EXERCISE TASK: Return every record below exactly as written, but leave out the pictures.

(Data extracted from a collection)
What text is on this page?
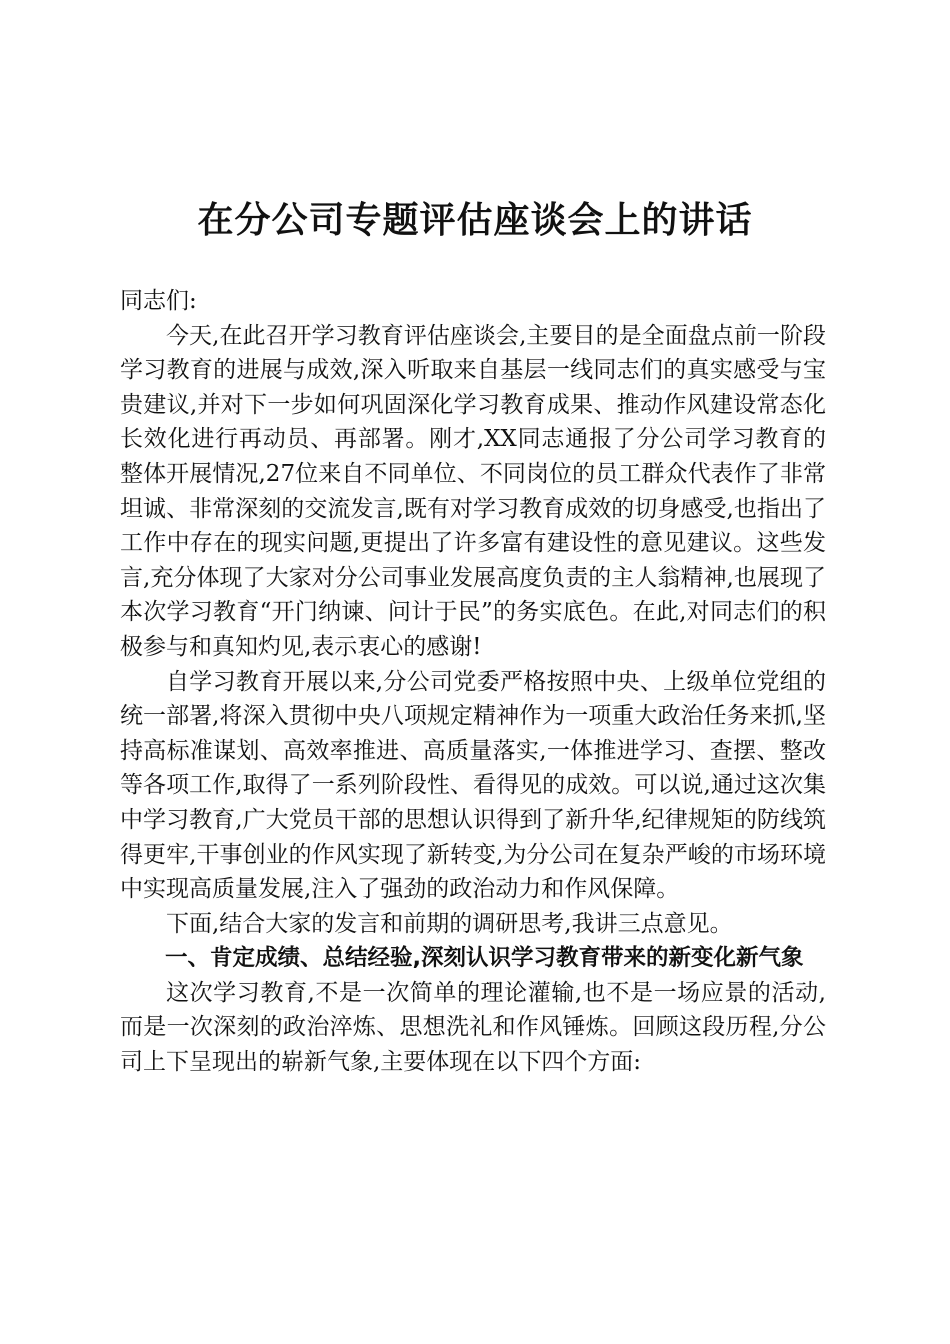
在分公司专题评估座谈会上的讲话

同志们:

今天,在此召开学习教育评估座谈会,主要目的是全面盘点前一阶段学习教育的进展与成效,深入听取来自基层一线同志们的真实感受与宝贵建议,并对下一步如何巩固深化学习教育成果、推动作风建设常态化长效化进行再动员、再部署。刚才,XX同志通报了分公司学习教育的整体开展情况,27位来自不同单位、不同岗位的员工群众代表作了非常坦诚、非常深刻的交流发言,既有对学习教育成效的切身感受,也指出了工作中存在的现实问题,更提出了许多富有建设性的意见建议。这些发言,充分体现了大家对分公司事业发展高度负责的主人翁精神,也展现了本次学习教育“开门纳谏、问计于民”的务实底色。在此,对同志们的积极参与和真知灼见,表示衷心的感谢!

自学习教育开展以来,分公司党委严格按照中央、上级单位党组的统一部署,将深入贯彻中央八项规定精神作为一项重大政治任务来抓,坚持高标准谋划、高效率推进、高质量落实,一体推进学习、查摆、整改等各项工作,取得了一系列阶段性、看得见的成效。可以说,通过这次集中学习教育,广大党员干部的思想认识得到了新升华,纪律规矩的防线筑得更牢,干事创业的作风实现了新转变,为分公司在复杂严峻的市场环境中实现高质量发展,注入了强劲的政治动力和作风保障。

下面,结合大家的发言和前期的调研思考,我讲三点意见。

一、肯定成绩、总结经验,深刻认识学习教育带来的新变化新气象

这次学习教育,不是一次简单的理论灌输,也不是一场应景的活动,而是一次深刻的政治淬炼、思想洗礼和作风锤炼。回顾这段历程,分公司上下呈现出的崭新气象,主要体现在以下四个方面:
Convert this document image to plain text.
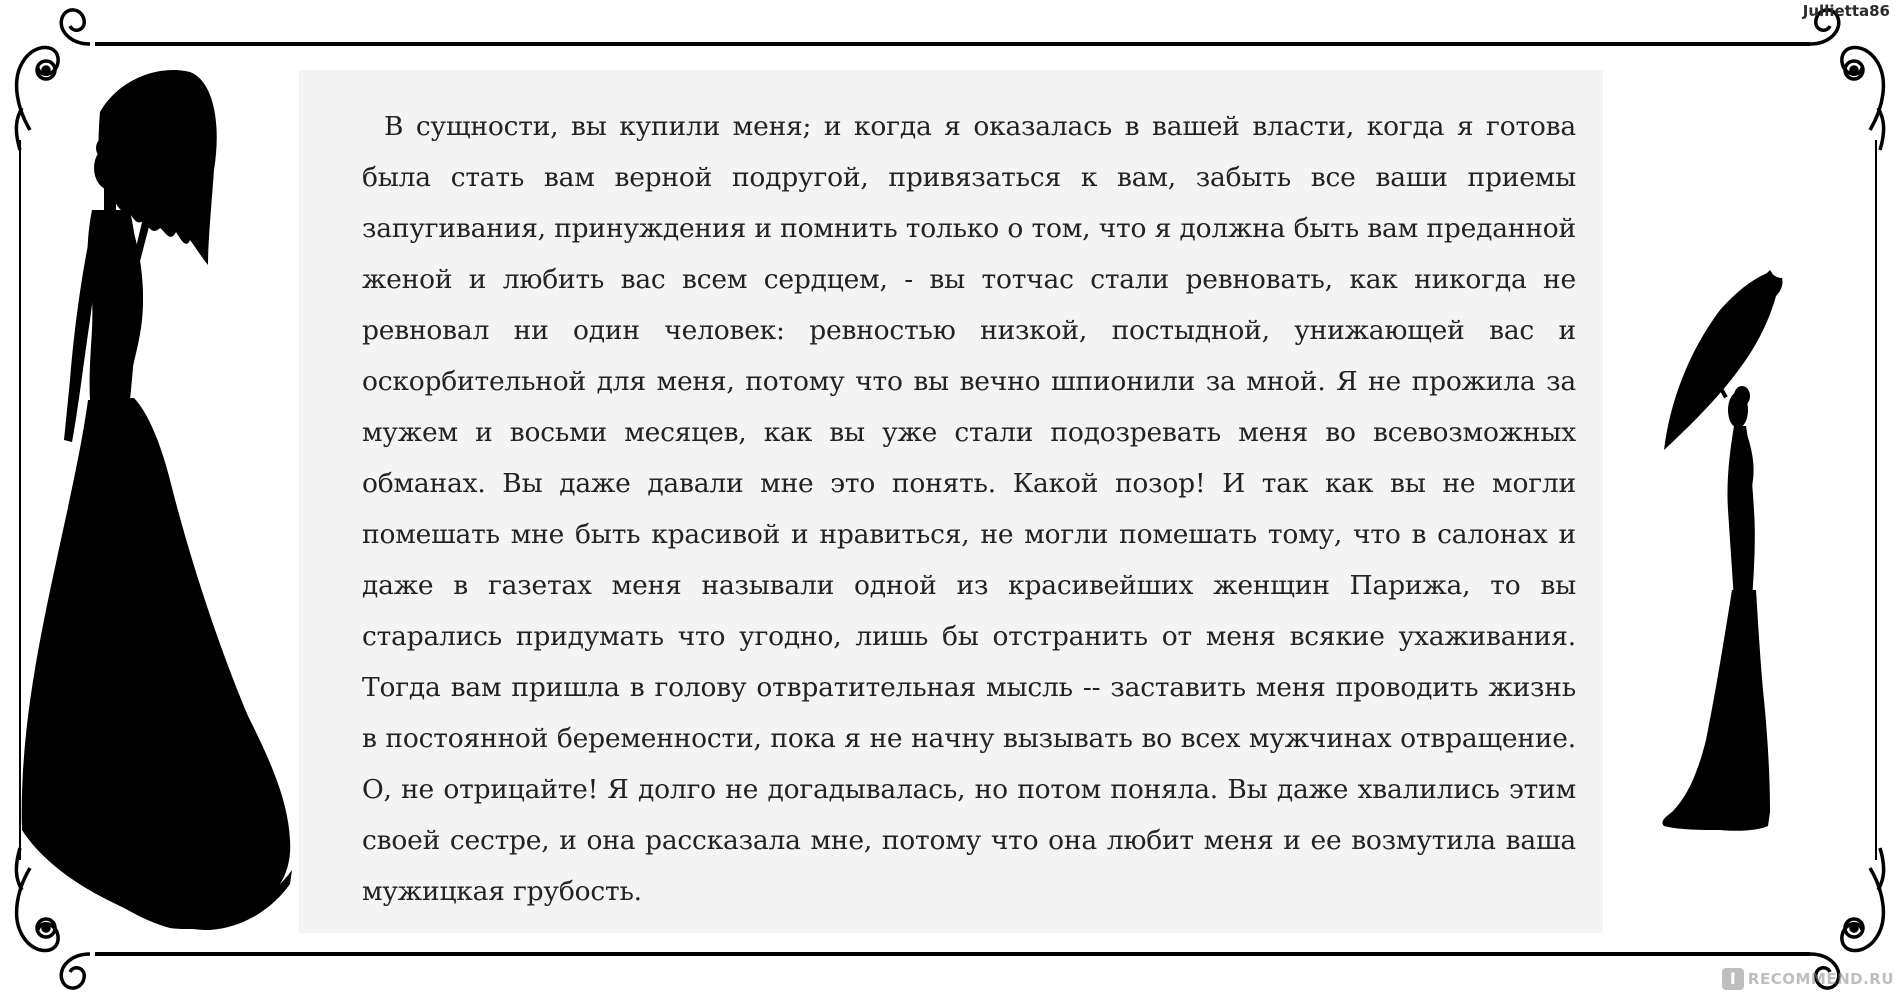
Jullietta86

В сущности, вы купили меня; и когда я оказалась в вашей власти, когда я готова была стать вам верной подругой, привязаться к вам, забыть все ваши приемы запугивания, принуждения и помнить только о том, что я должна быть вам преданной женой и любить вас всем сердцем, - вы тотчас стали ревновать, как никогда не ревновал ни один человек: ревностью низкой, постыдной, унижающей вас и оскорбительной для меня, потому что вы вечно шпионили за мной. Я не прожила за мужем и восьми месяцев, как вы уже стали подозревать меня во всевозможных обманах. Вы даже давали мне это понять. Какой позор! И так как вы не могли помешать мне быть красивой и нравиться, не могли помешать тому, что в салонах и даже в газетах меня называли одной из красивейших женщин Парижа, то вы старались придумать что угодно, лишь бы отстранить от меня всякие ухаживания. Тогда вам пришла в голову отвратительная мысль -- заставить меня проводить жизнь в постоянной беременности, пока я не начну вызывать во всех мужчинах отвращение. О, не отрицайте! Я долго не догадывалась, но потом поняла. Вы даже хвалились этим своей сестре, и она рассказала мне, потому что она любит меня и ее возмутила ваша мужицкая грубость.

I RECOMMEND.RU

REPLY:
What text is on this page?
在分公司专题评估座谈会上的讲话

同志们:

今天,在此召开学习教育评估座谈会,主要目的是全面盘点前一阶段学习教育的进展与成效,深入听取来自基层一线同志们的真实感受与宝贵建议,并对下一步如何巩固深化学习教育成果、推动作风建设常态化长效化进行再动员、再部署。刚才,XX同志通报了分公司学习教育的整体开展情况,27位来自不同单位、不同岗位的员工群众代表作了非常坦诚、非常深刻的交流发言,既有对学习教育成效的切身感受,也指出了工作中存在的现实问题,更提出了许多富有建设性的意见建议。这些发言,充分体现了大家对分公司事业发展高度负责的主人翁精神,也展现了本次学习教育“开门纳谏、问计于民”的务实底色。在此,对同志们的积极参与和真知灼见,表示衷心的感谢!

自学习教育开展以来,分公司党委严格按照中央、上级单位党组的统一部署,将深入贯彻中央八项规定精神作为一项重大政治任务来抓,坚持高标准谋划、高效率推进、高质量落实,一体推进学习、查摆、整改等各项工作,取得了一系列阶段性、看得见的成效。可以说,通过这次集中学习教育,广大党员干部的思想认识得到了新升华,纪律规矩的防线筑得更牢,干事创业的作风实现了新转变,为分公司在复杂严峻的市场环境中实现高质量发展,注入了强劲的政治动力和作风保障。

下面,结合大家的发言和前期的调研思考,我讲三点意见。

一、肯定成绩、总结经验,深刻认识学习教育带来的新变化新气象

这次学习教育,不是一次简单的理论灌输,也不是一场应景的活动,而是一次深刻的政治淬炼、思想洗礼和作风锤炼。回顾这段历程,分公司上下呈现出的崭新气象,主要体现在以下四个方面:
Convert this document image to plain text.
Jullietta86

В сущности, вы купили меня; и когда я оказалась в вашей власти, когда я готова была стать вам верной подругой, привязаться к вам, забыть все ваши приемы запугивания, принуждения и помнить только о том, что я должна быть вам преданной женой и любить вас всем сердцем, - вы тотчас стали ревновать, как никогда не ревновал ни один человек: ревностью низкой, постыдной, унижающей вас и оскорбительной для меня, потому что вы вечно шпионили за мной. Я не прожила за мужем и восьми месяцев, как вы уже стали подозревать меня во всевозможных обманах. Вы даже давали мне это понять. Какой позор! И так как вы не могли помешать мне быть красивой и нравиться, не могли помешать тому, что в салонах и даже в газетах меня называли одной из красивейших женщин Парижа, то вы старались придумать что угодно, лишь бы отстранить от меня всякие ухаживания. Тогда вам пришла в голову отвратительная мысль -- заставить меня проводить жизнь в постоянной беременности, пока я не начну вызывать во всех мужчинах отвращение. О, не отрицайте! Я долго не догадывалась, но потом поняла. Вы даже хвалились этим своей сестре, и она рассказала мне, потому что она любит меня и ее возмутила ваша мужицкая грубость.

I RECOMMEND.RU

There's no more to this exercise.